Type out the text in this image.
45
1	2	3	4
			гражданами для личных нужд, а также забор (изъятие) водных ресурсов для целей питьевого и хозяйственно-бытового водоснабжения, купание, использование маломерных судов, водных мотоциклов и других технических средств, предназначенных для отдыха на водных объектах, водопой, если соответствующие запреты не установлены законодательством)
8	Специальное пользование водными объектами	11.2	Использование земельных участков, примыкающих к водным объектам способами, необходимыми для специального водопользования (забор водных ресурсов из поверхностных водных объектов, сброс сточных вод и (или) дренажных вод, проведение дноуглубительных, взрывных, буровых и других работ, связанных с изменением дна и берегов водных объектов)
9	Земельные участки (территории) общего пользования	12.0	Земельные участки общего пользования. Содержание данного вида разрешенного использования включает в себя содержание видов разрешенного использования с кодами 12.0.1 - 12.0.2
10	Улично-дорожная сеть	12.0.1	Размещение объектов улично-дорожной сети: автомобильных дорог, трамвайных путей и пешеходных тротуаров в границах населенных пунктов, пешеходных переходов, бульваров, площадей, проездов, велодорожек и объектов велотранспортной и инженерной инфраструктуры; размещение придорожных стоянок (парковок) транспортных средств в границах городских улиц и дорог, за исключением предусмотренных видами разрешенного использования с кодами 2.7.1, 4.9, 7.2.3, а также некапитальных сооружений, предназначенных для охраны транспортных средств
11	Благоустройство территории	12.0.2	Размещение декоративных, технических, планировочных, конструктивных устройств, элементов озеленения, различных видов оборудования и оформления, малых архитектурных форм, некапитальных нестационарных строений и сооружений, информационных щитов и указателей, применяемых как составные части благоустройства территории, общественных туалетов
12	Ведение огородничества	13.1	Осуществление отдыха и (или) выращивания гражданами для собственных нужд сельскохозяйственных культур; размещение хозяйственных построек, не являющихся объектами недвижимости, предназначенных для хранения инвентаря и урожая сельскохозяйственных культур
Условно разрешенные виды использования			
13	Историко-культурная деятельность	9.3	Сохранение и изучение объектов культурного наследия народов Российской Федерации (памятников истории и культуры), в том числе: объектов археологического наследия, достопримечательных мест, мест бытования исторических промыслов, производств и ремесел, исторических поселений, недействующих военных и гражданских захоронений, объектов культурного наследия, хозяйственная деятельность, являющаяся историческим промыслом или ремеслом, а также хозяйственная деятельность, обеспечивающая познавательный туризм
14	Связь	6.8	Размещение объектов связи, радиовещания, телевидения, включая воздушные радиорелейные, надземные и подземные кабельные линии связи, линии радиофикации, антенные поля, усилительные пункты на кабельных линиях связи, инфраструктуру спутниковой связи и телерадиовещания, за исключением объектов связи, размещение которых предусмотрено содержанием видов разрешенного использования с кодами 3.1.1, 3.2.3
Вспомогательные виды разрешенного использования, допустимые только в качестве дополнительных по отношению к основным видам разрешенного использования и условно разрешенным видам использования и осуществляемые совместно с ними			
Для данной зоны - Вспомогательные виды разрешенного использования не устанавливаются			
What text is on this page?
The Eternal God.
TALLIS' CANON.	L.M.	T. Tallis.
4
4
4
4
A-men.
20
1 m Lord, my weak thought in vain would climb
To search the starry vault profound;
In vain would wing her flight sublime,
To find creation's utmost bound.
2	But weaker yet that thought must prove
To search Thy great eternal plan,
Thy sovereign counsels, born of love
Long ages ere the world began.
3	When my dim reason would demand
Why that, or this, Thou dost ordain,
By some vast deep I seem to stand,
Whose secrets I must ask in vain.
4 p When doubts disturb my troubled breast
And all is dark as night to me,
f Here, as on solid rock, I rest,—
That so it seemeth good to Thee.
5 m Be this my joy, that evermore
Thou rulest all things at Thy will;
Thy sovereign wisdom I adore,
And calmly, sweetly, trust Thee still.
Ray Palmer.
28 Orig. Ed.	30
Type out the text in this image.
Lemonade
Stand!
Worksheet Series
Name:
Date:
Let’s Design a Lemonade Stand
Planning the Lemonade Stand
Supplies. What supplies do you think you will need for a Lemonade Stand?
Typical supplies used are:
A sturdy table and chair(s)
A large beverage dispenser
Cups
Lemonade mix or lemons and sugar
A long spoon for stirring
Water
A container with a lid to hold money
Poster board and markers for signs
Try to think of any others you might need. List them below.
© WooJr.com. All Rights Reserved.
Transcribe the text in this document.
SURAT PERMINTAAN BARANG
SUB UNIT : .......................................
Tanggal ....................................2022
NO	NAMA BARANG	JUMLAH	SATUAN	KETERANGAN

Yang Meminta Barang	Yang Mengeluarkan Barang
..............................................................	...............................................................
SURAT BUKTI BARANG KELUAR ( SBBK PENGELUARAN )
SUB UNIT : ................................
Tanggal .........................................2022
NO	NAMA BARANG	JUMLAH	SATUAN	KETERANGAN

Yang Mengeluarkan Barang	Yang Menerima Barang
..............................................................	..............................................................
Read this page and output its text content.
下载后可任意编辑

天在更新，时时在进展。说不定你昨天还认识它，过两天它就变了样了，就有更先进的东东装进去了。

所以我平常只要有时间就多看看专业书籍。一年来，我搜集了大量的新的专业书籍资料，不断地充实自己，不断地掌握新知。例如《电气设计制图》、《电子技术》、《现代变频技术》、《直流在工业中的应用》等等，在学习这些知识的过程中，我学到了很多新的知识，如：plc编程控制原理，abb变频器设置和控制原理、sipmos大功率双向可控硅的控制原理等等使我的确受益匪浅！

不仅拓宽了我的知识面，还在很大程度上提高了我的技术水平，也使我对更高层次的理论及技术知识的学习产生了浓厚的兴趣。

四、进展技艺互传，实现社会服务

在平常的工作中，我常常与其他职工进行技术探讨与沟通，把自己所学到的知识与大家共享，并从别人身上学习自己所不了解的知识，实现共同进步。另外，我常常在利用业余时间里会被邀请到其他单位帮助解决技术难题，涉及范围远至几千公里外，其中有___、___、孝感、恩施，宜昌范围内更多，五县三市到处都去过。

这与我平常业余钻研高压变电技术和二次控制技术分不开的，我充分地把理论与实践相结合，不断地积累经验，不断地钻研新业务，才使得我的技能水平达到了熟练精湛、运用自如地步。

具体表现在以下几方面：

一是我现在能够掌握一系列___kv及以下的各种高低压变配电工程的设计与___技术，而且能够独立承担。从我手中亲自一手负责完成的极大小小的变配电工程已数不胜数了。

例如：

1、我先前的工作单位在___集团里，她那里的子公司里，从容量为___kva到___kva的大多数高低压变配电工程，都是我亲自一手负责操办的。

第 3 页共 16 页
───
# What you are asked to do:
Please restate the whole listing word for word.

# Task output:
Type out the text in this image.
45
1	2	3	4
			гражданами для личных нужд, а также забор (изъятие) водных ресурсов для целей питьевого и хозяйственно-бытового водоснабжения, купание, использование маломерных судов, водных мотоциклов и других технических средств, предназначенных для отдыха на водных объектах, водопой, если соответствующие запреты не установлены законодательством)
8	Специальное пользование водными объектами	11.2	Использование земельных участков, примыкающих к водным объектам способами, необходимыми для специального водопользования (забор водных ресурсов из поверхностных водных объектов, сброс сточных вод и (или) дренажных вод, проведение дноуглубительных, взрывных, буровых и других работ, связанных с изменением дна и берегов водных объектов)
9	Земельные участки (территории) общего пользования	12.0	Земельные участки общего пользования. Содержание данного вида разрешенного использования включает в себя содержание видов разрешенного использования с кодами 12.0.1 - 12.0.2
10	Улично-дорожная сеть	12.0.1	Размещение объектов улично-дорожной сети: автомобильных дорог, трамвайных путей и пешеходных тротуаров в границах населенных пунктов, пешеходных переходов, бульваров, площадей, проездов, велодорожек и объектов велотранспортной и инженерной инфраструктуры; размещение придорожных стоянок (парковок) транспортных средств в границах городских улиц и дорог, за исключением предусмотренных видами разрешенного использования с кодами 2.7.1, 4.9, 7.2.3, а также некапитальных сооружений, предназначенных для охраны транспортных средств
11	Благоустройство территории	12.0.2	Размещение декоративных, технических, планировочных, конструктивных устройств, элементов озеленения, различных видов оборудования и оформления, малых архитектурных форм, некапитальных нестационарных строений и сооружений, информационных щитов и указателей, применяемых как составные части благоустройства территории, общественных туалетов
12	Ведение огородничества	13.1	Осуществление отдыха и (или) выращивания гражданами для собственных нужд сельскохозяйственных культур; размещение хозяйственных построек, не являющихся объектами недвижимости, предназначенных для хранения инвентаря и урожая сельскохозяйственных культур
Условно разрешенные виды использования			
13	Историко-культурная деятельность	9.3	Сохранение и изучение объектов культурного наследия народов Российской Федерации (памятников истории и культуры), в том числе: объектов археологического наследия, достопримечательных мест, мест бытования исторических промыслов, производств и ремесел, исторических поселений, недействующих военных и гражданских захоронений, объектов культурного наследия, хозяйственная деятельность, являющаяся историческим промыслом или ремеслом, а также хозяйственная деятельность, обеспечивающая познавательный туризм
14	Связь	6.8	Размещение объектов связи, радиовещания, телевидения, включая воздушные радиорелейные, надземные и подземные кабельные линии связи, линии радиофикации, антенные поля, усилительные пункты на кабельных линиях связи, инфраструктуру спутниковой связи и телерадиовещания, за исключением объектов связи, размещение которых предусмотрено содержанием видов разрешенного использования с кодами 3.1.1, 3.2.3
Вспомогательные виды разрешенного использования, допустимые только в качестве дополнительных по отношению к основным видам разрешенного использования и условно разрешенным видам использования и осуществляемые совместно с ними			
Для данной зоны - Вспомогательные виды разрешенного использования не устанавливаются			
What text is on this page?
The Eternal God.
TALLIS' CANON.	L.M.	T. Tallis.
4
4
4
4
A-men.
20
1 m Lord, my weak thought in vain would climb
To search the starry vault profound;
In vain would wing her flight sublime,
To find creation's utmost bound.
2	But weaker yet that thought must prove
To search Thy great eternal plan,
Thy sovereign counsels, born of love
Long ages ere the world began.
3	When my dim reason would demand
Why that, or this, Thou dost ordain,
By some vast deep I seem to stand,
Whose secrets I must ask in vain.
4 p When doubts disturb my troubled breast
And all is dark as night to me,
f Here, as on solid rock, I rest,—
That so it seemeth good to Thee.
5 m Be this my joy, that evermore
Thou rulest all things at Thy will;
Thy sovereign wisdom I adore,
And calmly, sweetly, trust Thee still.
Ray Palmer.
28 Orig. Ed.	30
Type out the text in this image.
Lemonade
Stand!
Worksheet Series
Name:
Date:
Let’s Design a Lemonade Stand
Planning the Lemonade Stand
Supplies. What supplies do you think you will need for a Lemonade Stand?
Typical supplies used are:
A sturdy table and chair(s)
A large beverage dispenser
Cups
Lemonade mix or lemons and sugar
A long spoon for stirring
Water
A container with a lid to hold money
Poster board and markers for signs
Try to think of any others you might need. List them below.
© WooJr.com. All Rights Reserved.
Transcribe the text in this document.
SURAT PERMINTAAN BARANG
SUB UNIT : .......................................
Tanggal ....................................2022
NO	NAMA BARANG	JUMLAH	SATUAN	KETERANGAN

Yang Meminta Barang	Yang Mengeluarkan Barang
..............................................................	...............................................................
SURAT BUKTI BARANG KELUAR ( SBBK PENGELUARAN )
SUB UNIT : ................................
Tanggal .........................................2022
NO	NAMA BARANG	JUMLAH	SATUAN	KETERANGAN

Yang Mengeluarkan Barang	Yang Menerima Barang
..............................................................	..............................................................
Read this page and output its text content.
下载后可任意编辑

天在更新，时时在进展。说不定你昨天还认识它，过两天它就变了样了，就有更先进的东东装进去了。

所以我平常只要有时间就多看看专业书籍。一年来，我搜集了大量的新的专业书籍资料，不断地充实自己，不断地掌握新知。例如《电气设计制图》、《电子技术》、《现代变频技术》、《直流在工业中的应用》等等，在学习这些知识的过程中，我学到了很多新的知识，如：plc编程控制原理，abb变频器设置和控制原理、sipmos大功率双向可控硅的控制原理等等使我的确受益匪浅！

不仅拓宽了我的知识面，还在很大程度上提高了我的技术水平，也使我对更高层次的理论及技术知识的学习产生了浓厚的兴趣。

四、进展技艺互传，实现社会服务

在平常的工作中，我常常与其他职工进行技术探讨与沟通，把自己所学到的知识与大家共享，并从别人身上学习自己所不了解的知识，实现共同进步。另外，我常常在利用业余时间里会被邀请到其他单位帮助解决技术难题，涉及范围远至几千公里外，其中有___、___、孝感、恩施，宜昌范围内更多，五县三市到处都去过。

这与我平常业余钻研高压变电技术和二次控制技术分不开的，我充分地把理论与实践相结合，不断地积累经验，不断地钻研新业务，才使得我的技能水平达到了熟练精湛、运用自如地步。

具体表现在以下几方面：

一是我现在能够掌握一系列___kv及以下的各种高低压变配电工程的设计与___技术，而且能够独立承担。从我手中亲自一手负责完成的极大小小的变配电工程已数不胜数了。

例如：

1、我先前的工作单位在___集团里，她那里的子公司里，从容量为___kva到___kva的大多数高低压变配电工程，都是我亲自一手负责操办的。

第 3 页共 16 页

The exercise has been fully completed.